▶ **EXERCISE GOAL**
Below are records. Copy every line with "this" in it.

▶ **RECORDS TO USE**
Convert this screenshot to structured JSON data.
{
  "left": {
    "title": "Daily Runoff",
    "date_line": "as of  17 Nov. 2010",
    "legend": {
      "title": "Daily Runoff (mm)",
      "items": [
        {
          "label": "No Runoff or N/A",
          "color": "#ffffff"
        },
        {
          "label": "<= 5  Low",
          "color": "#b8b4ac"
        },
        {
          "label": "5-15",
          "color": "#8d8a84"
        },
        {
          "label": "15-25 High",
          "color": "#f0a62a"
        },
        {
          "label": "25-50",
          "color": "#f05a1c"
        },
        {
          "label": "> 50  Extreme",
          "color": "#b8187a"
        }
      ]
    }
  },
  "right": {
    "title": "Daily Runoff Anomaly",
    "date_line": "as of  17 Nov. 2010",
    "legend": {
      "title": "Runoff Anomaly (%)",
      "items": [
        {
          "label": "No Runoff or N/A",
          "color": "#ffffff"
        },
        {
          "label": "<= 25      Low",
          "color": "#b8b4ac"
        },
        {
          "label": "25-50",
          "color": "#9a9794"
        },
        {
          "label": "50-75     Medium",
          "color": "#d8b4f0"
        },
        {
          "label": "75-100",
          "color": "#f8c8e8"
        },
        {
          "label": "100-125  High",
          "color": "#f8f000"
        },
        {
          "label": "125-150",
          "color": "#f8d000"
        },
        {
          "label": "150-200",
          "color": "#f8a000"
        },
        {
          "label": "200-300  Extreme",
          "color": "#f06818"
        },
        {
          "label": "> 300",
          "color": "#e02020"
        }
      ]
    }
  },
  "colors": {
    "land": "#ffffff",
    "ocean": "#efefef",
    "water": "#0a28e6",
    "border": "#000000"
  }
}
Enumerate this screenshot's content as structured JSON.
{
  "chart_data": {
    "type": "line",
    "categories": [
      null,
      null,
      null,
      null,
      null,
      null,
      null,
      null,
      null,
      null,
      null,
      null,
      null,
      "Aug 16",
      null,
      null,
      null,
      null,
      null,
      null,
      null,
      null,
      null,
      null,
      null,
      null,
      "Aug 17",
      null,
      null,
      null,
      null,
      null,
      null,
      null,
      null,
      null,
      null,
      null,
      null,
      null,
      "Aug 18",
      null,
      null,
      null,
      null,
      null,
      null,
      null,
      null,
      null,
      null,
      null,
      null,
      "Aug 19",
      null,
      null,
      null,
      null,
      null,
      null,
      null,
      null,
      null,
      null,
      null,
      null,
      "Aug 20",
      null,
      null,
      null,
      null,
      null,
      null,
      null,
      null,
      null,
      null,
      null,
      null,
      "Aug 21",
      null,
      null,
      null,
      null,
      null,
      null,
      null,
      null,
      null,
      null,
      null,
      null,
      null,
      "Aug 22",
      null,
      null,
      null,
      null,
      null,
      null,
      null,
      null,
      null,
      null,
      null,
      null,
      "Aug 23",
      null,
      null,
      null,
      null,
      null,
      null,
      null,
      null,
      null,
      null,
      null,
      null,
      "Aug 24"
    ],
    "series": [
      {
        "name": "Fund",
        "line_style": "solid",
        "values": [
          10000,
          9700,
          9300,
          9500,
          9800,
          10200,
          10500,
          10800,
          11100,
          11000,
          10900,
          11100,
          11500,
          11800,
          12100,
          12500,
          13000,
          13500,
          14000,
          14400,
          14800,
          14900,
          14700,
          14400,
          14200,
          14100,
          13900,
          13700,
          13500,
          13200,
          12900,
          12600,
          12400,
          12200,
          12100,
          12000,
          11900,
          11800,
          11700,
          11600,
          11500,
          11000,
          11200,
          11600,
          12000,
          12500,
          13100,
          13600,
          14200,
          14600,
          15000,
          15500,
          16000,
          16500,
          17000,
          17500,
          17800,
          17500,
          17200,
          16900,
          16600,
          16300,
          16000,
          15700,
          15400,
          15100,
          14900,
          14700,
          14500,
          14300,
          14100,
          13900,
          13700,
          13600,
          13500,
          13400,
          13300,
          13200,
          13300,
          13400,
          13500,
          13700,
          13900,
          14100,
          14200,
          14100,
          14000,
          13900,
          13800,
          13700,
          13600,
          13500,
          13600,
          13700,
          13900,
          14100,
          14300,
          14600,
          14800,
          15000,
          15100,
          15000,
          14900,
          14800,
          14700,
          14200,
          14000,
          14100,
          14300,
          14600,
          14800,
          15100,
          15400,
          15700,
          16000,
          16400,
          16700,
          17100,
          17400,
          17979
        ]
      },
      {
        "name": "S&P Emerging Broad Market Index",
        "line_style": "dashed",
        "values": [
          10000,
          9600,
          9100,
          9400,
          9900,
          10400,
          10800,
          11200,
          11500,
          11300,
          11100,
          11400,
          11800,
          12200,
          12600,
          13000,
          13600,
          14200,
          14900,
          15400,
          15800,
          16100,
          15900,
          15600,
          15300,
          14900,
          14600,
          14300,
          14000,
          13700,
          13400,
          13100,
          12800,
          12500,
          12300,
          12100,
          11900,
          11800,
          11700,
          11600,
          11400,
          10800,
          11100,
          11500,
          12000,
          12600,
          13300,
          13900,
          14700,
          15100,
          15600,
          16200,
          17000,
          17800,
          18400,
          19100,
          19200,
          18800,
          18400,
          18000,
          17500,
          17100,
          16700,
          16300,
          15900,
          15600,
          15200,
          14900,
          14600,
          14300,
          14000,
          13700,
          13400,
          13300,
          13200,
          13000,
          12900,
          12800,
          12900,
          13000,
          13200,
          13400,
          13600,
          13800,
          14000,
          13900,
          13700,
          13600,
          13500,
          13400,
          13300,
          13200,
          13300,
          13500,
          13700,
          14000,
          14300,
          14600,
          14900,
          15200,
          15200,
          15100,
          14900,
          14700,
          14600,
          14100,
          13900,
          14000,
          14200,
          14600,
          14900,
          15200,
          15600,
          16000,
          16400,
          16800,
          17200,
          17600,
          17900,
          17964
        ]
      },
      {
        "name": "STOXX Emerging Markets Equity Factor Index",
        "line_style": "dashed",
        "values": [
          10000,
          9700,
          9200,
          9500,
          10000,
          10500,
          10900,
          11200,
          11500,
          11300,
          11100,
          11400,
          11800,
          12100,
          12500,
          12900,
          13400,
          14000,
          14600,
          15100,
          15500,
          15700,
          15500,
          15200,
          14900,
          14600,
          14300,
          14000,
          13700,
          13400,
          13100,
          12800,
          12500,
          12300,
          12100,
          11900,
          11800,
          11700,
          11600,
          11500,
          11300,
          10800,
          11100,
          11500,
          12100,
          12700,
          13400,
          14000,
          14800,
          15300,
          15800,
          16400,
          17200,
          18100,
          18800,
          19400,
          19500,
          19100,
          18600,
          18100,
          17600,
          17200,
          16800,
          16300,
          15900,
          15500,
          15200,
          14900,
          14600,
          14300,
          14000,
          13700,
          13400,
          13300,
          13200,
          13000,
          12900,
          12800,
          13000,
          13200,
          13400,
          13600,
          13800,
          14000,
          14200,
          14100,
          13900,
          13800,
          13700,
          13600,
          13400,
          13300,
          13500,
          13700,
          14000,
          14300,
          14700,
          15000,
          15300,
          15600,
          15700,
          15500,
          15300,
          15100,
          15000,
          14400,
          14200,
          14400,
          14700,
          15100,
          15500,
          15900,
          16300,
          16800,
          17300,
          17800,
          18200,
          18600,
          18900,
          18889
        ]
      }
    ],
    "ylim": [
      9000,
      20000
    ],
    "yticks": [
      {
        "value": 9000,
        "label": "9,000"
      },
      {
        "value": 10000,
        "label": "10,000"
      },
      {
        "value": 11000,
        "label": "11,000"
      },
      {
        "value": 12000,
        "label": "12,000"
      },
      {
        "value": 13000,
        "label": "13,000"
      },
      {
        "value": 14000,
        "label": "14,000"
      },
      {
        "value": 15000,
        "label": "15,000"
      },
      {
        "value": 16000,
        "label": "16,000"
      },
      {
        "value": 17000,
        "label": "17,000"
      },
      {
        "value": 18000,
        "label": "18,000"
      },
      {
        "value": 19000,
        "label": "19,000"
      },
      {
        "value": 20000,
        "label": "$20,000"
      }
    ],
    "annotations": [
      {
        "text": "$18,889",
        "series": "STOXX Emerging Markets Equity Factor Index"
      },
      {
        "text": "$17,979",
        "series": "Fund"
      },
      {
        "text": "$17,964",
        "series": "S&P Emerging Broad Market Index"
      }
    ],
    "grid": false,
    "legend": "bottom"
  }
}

▶ **RESPONSE**
Convert this screenshot to structured JSON data.
Enumerate this screenshot's content as structured JSON.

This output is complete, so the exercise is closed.